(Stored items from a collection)
• • • • • • •

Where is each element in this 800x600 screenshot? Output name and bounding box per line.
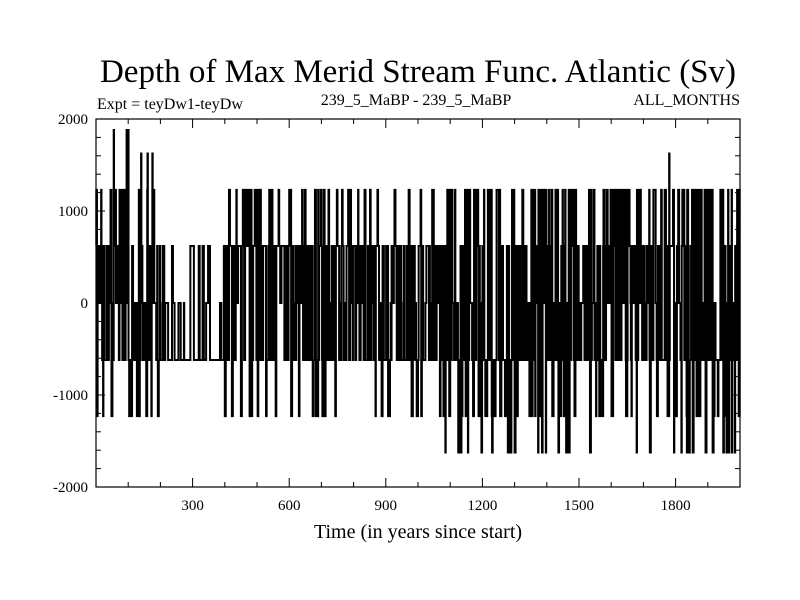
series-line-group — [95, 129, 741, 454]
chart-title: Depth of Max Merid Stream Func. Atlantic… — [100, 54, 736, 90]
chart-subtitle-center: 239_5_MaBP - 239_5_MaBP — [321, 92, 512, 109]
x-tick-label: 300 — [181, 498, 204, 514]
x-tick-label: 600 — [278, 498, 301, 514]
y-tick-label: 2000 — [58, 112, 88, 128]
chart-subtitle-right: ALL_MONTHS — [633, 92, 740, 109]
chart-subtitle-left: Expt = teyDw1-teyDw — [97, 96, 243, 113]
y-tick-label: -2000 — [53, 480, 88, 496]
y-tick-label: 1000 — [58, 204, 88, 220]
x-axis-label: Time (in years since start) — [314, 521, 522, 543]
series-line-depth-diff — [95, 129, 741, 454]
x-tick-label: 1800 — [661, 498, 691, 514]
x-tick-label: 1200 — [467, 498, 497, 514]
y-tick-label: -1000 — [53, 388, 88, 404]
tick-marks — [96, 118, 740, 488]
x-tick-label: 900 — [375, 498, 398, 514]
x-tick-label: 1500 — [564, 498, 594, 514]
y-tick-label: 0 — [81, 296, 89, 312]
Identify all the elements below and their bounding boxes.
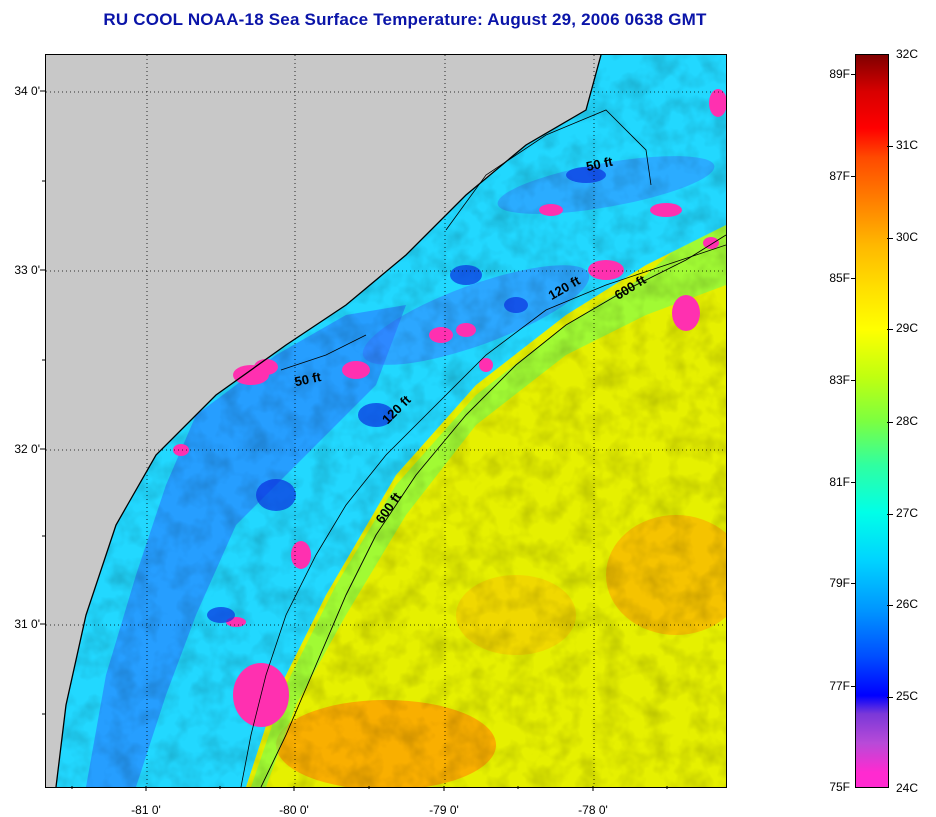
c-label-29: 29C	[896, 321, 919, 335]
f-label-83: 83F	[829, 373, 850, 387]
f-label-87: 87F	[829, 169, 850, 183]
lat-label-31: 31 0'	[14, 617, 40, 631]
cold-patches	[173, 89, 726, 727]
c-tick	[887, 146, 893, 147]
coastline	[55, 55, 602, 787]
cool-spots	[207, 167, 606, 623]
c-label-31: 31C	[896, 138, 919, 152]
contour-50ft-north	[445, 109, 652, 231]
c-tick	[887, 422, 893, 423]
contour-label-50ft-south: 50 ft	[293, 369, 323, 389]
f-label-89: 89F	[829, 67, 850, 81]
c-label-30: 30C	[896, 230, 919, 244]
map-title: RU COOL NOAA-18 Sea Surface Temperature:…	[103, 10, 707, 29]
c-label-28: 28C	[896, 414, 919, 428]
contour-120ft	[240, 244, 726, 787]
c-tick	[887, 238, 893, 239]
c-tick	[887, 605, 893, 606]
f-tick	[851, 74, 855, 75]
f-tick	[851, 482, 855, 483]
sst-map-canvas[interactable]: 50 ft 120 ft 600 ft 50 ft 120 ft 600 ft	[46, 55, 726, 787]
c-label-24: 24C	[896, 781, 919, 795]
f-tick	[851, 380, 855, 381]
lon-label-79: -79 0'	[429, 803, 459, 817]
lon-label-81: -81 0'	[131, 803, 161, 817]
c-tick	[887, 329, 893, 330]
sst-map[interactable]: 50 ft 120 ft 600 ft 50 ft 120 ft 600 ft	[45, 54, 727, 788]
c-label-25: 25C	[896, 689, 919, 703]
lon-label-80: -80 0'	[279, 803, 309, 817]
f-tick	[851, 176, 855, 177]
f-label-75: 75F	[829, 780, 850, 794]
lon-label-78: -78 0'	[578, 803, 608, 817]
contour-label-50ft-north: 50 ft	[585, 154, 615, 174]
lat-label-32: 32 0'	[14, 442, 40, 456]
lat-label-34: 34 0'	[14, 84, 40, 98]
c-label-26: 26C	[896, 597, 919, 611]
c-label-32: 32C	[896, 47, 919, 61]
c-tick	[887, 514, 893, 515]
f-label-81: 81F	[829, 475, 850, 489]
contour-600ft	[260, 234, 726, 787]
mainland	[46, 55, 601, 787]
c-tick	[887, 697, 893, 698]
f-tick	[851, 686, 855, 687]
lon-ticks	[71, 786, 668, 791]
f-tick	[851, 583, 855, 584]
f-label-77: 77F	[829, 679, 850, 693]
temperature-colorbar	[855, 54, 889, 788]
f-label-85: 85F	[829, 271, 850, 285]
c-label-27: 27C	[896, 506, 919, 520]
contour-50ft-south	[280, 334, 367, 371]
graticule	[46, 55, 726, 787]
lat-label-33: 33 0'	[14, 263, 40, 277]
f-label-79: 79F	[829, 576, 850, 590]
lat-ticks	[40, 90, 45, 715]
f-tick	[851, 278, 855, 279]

• • • • • • •

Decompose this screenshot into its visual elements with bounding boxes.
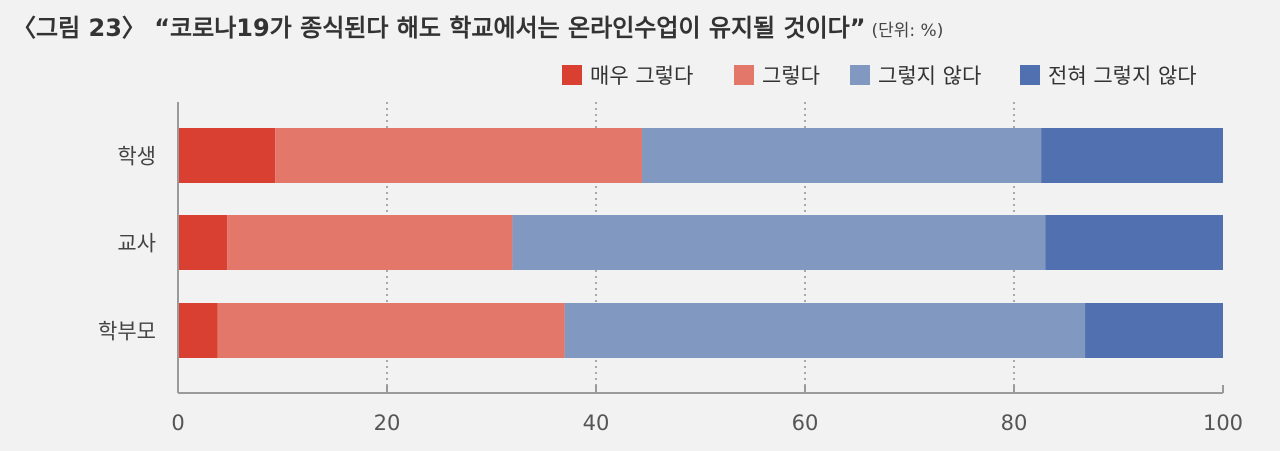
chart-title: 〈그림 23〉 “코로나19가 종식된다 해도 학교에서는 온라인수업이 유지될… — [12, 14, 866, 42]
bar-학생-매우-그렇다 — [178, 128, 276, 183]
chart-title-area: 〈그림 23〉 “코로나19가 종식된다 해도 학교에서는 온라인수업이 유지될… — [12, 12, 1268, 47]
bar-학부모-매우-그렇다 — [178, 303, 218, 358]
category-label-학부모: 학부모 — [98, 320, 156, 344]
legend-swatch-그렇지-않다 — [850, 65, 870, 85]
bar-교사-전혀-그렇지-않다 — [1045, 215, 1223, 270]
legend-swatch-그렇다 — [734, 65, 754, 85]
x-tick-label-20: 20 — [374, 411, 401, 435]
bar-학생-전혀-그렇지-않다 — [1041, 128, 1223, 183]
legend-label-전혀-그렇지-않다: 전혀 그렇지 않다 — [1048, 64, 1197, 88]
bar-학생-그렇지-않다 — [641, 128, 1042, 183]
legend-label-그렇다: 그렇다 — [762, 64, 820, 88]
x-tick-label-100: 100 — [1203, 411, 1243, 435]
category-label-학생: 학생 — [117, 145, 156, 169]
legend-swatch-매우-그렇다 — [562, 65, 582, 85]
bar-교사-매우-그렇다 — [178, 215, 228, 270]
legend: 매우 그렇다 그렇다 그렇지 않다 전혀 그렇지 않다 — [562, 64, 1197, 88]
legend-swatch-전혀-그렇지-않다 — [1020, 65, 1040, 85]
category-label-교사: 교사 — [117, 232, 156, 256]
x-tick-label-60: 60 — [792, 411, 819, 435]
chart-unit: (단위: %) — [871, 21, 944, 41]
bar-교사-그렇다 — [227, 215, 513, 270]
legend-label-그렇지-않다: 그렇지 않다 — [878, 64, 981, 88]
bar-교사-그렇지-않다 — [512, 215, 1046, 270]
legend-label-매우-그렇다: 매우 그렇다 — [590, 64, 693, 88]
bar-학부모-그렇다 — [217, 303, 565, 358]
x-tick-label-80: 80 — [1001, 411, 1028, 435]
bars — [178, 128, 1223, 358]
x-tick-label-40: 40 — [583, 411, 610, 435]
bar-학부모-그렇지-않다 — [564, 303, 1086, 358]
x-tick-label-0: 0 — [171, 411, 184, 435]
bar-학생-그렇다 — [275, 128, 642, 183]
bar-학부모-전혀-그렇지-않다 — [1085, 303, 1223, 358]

• • • • • • •

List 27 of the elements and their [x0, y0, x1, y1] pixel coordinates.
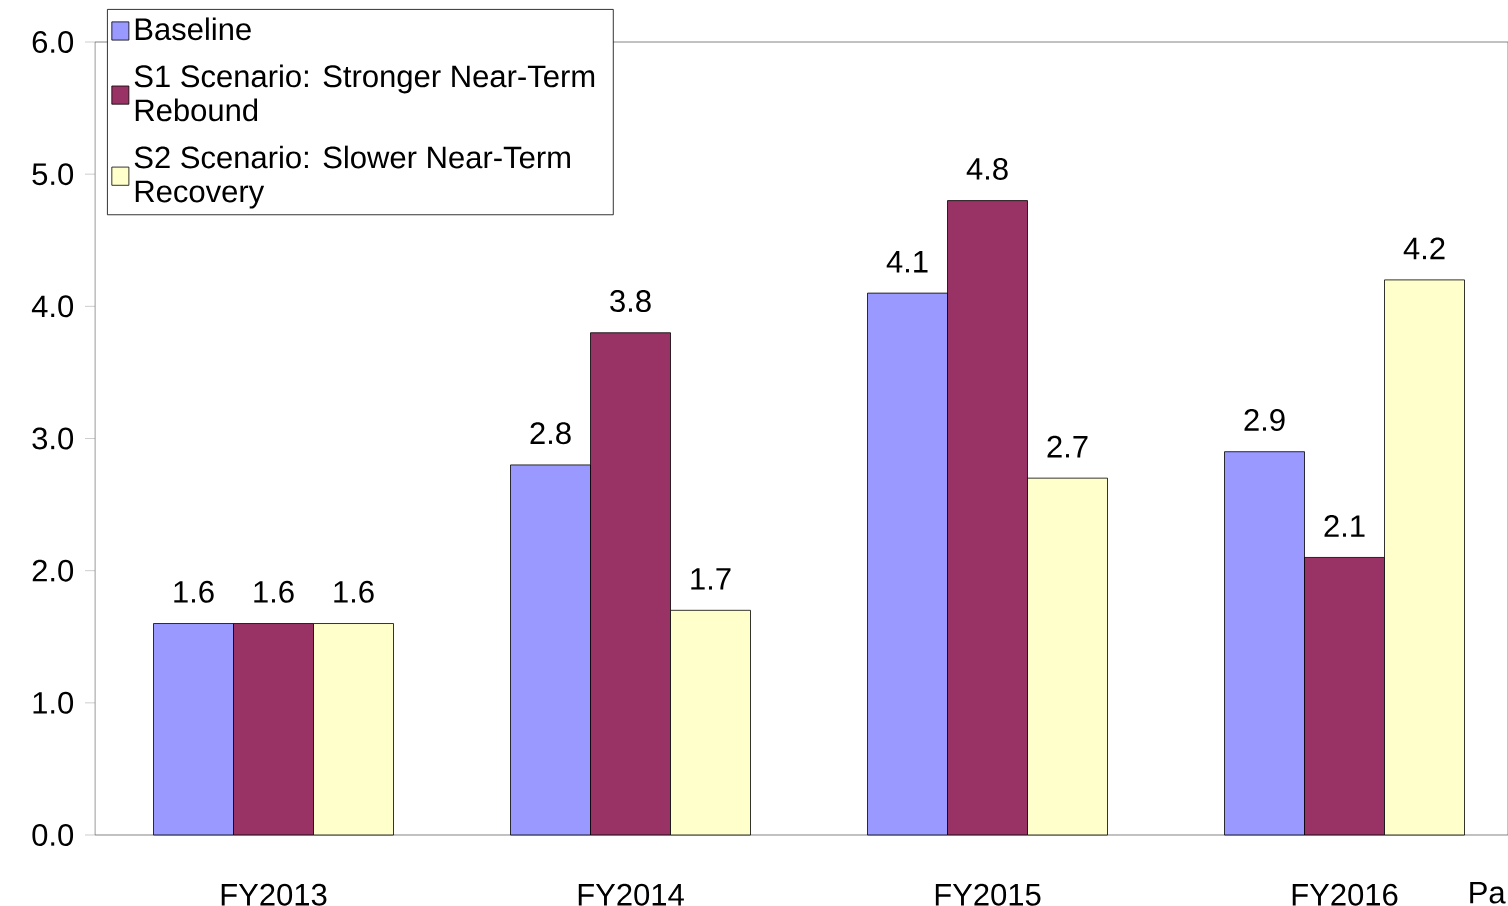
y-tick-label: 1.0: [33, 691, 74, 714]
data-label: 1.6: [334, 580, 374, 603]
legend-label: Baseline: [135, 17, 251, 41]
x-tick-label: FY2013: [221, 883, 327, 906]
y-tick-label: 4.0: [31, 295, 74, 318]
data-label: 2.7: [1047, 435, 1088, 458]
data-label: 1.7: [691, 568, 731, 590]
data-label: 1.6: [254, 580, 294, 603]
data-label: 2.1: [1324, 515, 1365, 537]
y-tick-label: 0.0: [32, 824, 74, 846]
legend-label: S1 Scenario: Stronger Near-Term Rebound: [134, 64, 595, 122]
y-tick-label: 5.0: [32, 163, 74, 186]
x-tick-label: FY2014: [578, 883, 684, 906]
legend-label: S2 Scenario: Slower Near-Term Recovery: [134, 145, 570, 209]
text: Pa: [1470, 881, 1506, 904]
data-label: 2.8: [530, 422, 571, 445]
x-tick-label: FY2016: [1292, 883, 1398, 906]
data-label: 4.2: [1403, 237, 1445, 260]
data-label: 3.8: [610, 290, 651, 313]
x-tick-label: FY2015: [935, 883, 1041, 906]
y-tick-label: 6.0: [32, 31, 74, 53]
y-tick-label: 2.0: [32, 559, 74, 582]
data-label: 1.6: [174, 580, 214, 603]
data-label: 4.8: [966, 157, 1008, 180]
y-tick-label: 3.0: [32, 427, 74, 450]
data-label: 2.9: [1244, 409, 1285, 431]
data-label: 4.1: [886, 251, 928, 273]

• • • • • • •

## Your task
Rewrite everything in the material from the line containing "321, 919, 335]" down to the line containing "74, 855, 75]", replacing "c-tick" with "c-scale-tick" and leaving all else unchanged.

## Complete response
c-label-29: 29C	[896, 321, 919, 335]
f-label-83: 83F	[829, 373, 850, 387]
f-label-87: 87F	[829, 169, 850, 183]
lat-label-31: 31 0'	[14, 617, 40, 631]
cold-patches	[173, 89, 726, 727]
c-scale-tick	[887, 146, 893, 147]
coastline	[55, 55, 602, 787]
cool-spots	[207, 167, 606, 623]
c-label-31: 31C	[896, 138, 919, 152]
contour-50ft-north	[445, 109, 652, 231]
c-scale-tick	[887, 422, 893, 423]
contour-label-50ft-south: 50 ft	[293, 369, 323, 389]
f-label-89: 89F	[829, 67, 850, 81]
c-label-30: 30C	[896, 230, 919, 244]
map-title: RU COOL NOAA-18 Sea Surface Temperature:…	[103, 10, 707, 29]
c-label-28: 28C	[896, 414, 919, 428]
contour-120ft	[240, 244, 726, 787]
c-scale-tick	[887, 238, 893, 239]
c-scale-tick	[887, 605, 893, 606]
f-tick	[851, 74, 855, 75]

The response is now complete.